§ YOUR OBJECTIVE: Pull out every line below containing the word "name".

§ ITEMS:
-.-.-
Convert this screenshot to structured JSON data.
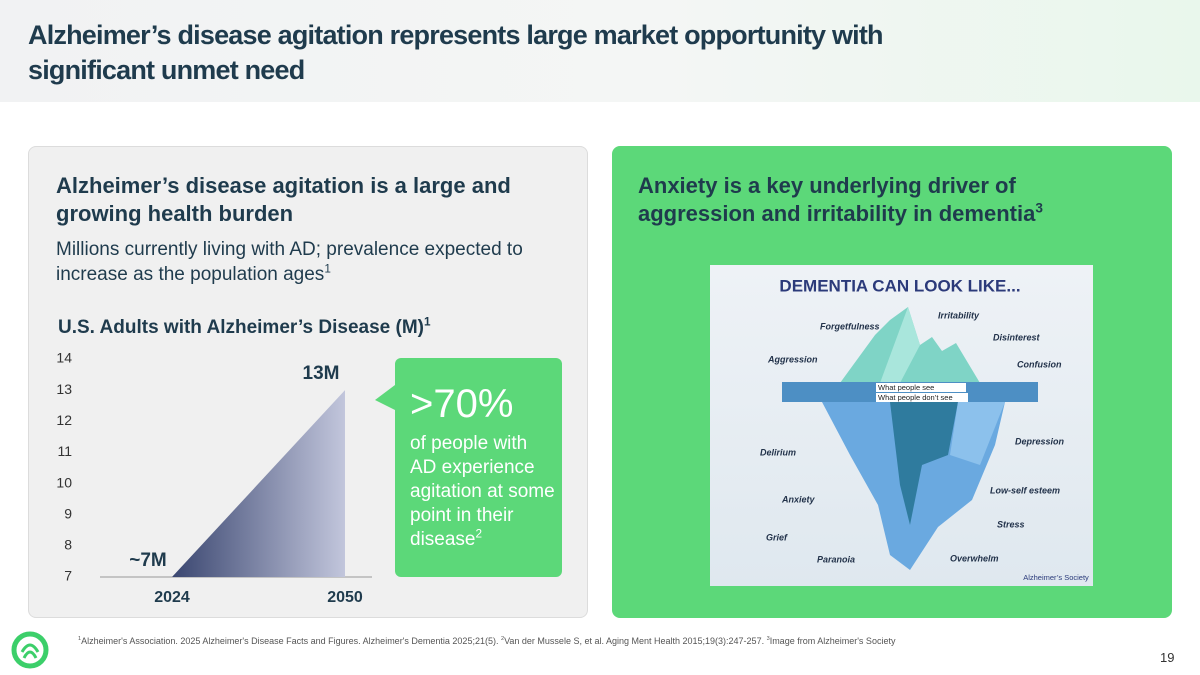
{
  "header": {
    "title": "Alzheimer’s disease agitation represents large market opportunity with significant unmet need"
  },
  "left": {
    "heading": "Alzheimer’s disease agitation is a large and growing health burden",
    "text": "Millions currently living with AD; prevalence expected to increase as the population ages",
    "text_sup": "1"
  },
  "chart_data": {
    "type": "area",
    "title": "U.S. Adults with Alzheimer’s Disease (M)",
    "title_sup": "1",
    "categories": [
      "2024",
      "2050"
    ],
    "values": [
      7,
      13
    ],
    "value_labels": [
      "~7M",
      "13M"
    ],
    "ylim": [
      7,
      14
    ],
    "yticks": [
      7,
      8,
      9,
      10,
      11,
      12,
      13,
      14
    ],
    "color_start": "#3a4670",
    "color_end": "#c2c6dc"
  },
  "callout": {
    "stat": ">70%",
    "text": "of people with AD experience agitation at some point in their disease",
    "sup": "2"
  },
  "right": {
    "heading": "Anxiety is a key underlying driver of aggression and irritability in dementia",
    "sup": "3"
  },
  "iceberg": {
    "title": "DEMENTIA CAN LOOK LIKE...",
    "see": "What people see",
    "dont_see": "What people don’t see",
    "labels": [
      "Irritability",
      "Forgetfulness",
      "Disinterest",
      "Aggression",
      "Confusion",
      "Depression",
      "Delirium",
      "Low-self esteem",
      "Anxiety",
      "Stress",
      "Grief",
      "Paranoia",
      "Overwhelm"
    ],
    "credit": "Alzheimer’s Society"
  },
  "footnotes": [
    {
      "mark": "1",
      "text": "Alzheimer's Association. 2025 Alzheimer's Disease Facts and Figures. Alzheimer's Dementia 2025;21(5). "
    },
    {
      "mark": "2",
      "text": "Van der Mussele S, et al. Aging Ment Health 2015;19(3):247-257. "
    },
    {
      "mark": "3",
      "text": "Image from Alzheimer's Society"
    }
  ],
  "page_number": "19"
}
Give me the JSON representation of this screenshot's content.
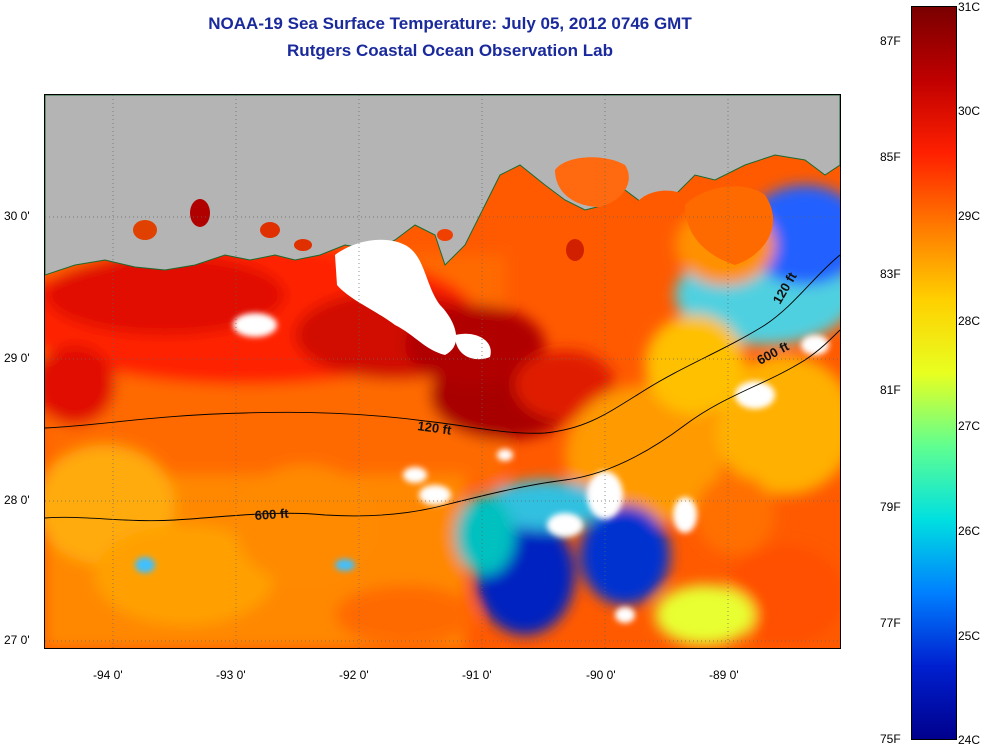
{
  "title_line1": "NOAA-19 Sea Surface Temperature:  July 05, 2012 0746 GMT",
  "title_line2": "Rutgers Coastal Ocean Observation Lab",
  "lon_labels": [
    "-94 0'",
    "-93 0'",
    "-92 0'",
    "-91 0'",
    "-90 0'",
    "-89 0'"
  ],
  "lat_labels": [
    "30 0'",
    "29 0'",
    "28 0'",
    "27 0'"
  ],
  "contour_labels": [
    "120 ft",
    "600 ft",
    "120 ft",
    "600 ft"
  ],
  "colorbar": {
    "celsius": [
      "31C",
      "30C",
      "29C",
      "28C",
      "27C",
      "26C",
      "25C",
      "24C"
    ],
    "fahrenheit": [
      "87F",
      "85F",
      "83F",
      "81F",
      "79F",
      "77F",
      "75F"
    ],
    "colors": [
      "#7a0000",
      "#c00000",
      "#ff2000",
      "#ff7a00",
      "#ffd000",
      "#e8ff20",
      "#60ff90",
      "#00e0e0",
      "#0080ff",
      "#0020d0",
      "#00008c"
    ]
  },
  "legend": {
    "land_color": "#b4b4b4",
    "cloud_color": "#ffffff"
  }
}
-.-.-
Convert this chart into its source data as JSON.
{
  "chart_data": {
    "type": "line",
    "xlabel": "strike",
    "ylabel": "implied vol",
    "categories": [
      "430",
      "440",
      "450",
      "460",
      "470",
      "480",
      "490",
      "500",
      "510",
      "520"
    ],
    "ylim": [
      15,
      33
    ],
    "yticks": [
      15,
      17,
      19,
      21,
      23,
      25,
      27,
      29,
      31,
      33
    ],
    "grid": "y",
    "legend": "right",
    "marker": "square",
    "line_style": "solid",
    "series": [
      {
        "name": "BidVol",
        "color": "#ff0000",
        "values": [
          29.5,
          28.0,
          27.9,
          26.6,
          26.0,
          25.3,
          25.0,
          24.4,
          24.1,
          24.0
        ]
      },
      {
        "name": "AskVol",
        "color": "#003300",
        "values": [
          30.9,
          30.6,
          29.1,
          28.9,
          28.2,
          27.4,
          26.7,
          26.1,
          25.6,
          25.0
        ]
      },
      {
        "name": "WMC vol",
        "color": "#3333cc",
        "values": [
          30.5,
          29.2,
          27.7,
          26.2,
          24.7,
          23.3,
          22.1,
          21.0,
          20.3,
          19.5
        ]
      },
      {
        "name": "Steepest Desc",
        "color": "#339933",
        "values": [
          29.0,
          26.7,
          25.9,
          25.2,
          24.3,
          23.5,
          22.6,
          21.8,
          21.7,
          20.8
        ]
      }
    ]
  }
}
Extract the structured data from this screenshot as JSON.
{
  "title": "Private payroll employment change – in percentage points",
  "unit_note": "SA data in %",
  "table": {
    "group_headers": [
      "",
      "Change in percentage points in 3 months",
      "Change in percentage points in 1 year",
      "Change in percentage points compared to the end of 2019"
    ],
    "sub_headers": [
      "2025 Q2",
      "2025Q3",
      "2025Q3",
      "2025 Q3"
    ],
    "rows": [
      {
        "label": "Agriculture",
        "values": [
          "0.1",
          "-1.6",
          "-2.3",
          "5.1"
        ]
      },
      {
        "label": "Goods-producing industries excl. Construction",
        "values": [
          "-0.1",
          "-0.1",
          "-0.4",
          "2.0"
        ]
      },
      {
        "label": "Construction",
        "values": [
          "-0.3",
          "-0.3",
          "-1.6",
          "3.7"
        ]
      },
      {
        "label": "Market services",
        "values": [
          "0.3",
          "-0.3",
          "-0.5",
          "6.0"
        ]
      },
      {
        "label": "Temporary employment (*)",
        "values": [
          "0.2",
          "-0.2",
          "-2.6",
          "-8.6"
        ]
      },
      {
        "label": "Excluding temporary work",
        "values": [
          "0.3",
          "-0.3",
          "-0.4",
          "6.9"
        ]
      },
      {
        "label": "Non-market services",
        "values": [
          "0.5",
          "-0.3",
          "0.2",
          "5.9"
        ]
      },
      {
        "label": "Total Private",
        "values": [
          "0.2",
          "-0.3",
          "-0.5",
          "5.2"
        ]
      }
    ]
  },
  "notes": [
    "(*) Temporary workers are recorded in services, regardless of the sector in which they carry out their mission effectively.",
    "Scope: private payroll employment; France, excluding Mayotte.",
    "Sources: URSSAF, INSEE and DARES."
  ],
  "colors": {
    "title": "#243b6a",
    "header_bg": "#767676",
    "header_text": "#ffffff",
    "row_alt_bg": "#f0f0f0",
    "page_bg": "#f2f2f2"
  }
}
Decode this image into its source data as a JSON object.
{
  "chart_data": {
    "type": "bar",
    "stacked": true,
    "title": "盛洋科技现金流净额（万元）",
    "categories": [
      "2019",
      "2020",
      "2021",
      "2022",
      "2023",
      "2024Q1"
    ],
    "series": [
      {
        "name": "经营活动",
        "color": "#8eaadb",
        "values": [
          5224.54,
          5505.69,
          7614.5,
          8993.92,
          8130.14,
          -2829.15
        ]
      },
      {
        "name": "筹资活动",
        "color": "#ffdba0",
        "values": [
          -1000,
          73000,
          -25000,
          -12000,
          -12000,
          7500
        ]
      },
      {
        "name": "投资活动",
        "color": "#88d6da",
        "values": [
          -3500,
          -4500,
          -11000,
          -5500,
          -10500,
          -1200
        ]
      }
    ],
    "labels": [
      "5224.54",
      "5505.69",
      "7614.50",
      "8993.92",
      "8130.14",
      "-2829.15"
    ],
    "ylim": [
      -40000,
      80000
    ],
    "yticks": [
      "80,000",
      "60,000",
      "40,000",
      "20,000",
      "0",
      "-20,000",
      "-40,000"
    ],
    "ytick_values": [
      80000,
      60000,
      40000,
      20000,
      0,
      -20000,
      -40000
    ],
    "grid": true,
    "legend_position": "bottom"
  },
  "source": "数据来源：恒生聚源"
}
-.-.-
§ CORRECT ANSWER:
        "name": "BidVol",
        "name": "AskVol",
        "name": "WMC vol",
        "name": "Steepest Desc",
        "name": "经营活动",
        "name": "筹资活动",
        "name": "投资活动",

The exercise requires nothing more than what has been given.